Review the lines that follow and copy each one that contains the word "this".

_Stored entries:_

****

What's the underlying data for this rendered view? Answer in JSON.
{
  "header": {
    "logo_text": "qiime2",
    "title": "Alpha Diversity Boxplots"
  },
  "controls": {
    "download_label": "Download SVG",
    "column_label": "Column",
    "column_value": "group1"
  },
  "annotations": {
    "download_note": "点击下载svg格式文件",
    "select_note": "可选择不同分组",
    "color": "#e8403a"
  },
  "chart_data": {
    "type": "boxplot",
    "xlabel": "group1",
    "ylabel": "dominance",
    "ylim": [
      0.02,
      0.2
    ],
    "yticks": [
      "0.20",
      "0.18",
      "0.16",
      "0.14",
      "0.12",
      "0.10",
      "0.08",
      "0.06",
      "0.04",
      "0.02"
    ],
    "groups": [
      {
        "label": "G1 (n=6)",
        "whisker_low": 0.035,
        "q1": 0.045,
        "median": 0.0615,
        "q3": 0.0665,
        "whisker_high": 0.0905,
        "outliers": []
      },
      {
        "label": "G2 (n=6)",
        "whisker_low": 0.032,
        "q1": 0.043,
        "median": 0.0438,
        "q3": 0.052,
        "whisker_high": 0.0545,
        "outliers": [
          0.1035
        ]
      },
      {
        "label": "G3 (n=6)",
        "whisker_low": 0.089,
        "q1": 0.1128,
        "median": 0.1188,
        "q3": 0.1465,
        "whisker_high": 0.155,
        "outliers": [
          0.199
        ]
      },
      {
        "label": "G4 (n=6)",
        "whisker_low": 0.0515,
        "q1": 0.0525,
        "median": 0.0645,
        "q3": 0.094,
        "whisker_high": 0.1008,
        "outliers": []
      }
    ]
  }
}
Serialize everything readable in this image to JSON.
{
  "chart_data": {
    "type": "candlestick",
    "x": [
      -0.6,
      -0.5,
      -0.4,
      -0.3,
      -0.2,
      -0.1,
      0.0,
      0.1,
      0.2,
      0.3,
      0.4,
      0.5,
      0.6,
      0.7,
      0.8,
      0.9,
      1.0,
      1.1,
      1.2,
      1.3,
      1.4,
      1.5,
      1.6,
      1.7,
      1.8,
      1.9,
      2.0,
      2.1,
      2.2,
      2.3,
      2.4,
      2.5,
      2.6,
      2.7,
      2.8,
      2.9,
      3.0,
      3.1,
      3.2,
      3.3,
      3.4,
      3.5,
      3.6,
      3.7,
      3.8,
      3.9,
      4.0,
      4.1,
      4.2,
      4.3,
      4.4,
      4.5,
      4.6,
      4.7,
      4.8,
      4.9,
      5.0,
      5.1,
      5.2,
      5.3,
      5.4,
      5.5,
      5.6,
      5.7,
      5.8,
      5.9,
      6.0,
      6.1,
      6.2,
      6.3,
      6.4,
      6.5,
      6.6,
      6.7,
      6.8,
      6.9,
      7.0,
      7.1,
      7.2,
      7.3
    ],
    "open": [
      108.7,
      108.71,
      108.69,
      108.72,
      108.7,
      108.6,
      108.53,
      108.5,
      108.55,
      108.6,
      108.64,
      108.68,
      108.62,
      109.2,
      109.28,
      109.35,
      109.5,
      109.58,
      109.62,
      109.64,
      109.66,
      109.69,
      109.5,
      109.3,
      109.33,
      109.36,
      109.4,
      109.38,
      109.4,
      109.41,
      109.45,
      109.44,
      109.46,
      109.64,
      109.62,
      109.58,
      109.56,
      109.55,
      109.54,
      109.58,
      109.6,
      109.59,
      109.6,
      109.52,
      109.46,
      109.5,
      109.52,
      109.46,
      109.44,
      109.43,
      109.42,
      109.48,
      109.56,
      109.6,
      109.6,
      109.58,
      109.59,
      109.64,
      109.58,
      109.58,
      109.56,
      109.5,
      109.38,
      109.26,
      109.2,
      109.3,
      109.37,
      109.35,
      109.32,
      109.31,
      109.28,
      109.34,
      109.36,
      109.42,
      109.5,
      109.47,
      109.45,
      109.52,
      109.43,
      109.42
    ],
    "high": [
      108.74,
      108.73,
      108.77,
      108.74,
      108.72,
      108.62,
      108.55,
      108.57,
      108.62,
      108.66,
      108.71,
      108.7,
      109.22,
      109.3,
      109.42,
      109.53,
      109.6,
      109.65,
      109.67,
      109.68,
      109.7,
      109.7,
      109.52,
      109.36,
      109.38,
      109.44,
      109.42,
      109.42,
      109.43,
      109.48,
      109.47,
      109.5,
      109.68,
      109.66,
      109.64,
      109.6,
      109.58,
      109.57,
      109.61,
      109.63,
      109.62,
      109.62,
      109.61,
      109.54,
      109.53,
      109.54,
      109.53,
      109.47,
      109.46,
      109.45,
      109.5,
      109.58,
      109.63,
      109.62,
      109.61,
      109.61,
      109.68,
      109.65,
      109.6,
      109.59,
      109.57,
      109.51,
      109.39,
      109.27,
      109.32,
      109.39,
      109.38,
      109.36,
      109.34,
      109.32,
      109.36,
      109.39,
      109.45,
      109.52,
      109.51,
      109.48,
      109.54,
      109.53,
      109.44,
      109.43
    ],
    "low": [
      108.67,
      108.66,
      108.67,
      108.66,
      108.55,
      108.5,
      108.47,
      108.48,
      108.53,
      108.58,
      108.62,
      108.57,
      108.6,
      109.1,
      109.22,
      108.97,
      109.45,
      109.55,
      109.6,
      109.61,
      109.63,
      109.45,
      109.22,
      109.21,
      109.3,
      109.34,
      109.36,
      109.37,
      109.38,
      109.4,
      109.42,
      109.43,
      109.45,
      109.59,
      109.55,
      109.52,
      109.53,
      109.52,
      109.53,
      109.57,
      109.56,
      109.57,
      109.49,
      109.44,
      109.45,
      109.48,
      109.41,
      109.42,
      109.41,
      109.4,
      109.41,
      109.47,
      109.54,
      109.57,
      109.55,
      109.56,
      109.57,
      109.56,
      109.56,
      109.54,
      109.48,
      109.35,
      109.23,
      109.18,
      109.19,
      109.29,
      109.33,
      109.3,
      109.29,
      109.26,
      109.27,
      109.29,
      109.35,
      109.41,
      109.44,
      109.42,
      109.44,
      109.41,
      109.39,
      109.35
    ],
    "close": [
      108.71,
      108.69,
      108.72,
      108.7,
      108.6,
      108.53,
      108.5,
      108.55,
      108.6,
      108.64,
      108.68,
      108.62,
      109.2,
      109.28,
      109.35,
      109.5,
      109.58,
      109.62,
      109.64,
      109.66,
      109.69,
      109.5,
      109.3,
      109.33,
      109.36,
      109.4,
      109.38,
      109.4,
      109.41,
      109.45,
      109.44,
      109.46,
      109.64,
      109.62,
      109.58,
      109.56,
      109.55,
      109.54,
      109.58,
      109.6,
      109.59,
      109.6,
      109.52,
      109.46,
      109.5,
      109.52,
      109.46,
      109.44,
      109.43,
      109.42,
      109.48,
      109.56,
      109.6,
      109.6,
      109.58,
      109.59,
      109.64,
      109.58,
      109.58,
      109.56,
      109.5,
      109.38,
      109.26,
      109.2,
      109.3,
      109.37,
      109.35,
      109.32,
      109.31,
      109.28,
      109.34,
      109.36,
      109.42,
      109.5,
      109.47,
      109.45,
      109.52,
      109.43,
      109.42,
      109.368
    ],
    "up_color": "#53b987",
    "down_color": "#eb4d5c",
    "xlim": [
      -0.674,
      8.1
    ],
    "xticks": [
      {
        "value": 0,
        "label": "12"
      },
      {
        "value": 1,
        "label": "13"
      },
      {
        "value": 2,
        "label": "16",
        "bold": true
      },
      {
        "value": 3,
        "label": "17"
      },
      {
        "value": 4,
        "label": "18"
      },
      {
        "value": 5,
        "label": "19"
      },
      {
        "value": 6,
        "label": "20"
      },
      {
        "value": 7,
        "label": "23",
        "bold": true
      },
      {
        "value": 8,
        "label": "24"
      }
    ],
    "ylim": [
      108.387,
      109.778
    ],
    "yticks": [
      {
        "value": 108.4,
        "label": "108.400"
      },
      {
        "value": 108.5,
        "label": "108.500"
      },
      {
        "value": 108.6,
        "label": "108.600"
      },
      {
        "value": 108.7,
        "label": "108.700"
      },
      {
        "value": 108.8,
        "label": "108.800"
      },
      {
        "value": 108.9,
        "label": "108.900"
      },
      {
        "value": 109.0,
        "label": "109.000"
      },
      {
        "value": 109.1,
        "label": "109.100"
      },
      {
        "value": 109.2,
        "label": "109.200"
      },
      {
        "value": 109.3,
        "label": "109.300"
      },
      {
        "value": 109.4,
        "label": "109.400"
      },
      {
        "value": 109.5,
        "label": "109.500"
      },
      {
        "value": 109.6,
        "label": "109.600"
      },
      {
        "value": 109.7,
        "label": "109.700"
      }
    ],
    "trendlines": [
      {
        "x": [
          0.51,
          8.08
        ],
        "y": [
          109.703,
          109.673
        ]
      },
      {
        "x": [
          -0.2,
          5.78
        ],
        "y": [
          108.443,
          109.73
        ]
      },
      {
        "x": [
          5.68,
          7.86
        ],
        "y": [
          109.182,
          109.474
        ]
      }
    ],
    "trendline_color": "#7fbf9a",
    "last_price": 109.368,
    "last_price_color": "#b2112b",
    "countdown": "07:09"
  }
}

****

_RIGHT ANSWER:_
What's the underlying data for this rendered view? Answer in JSON.
Serialize everything readable in this image to JSON.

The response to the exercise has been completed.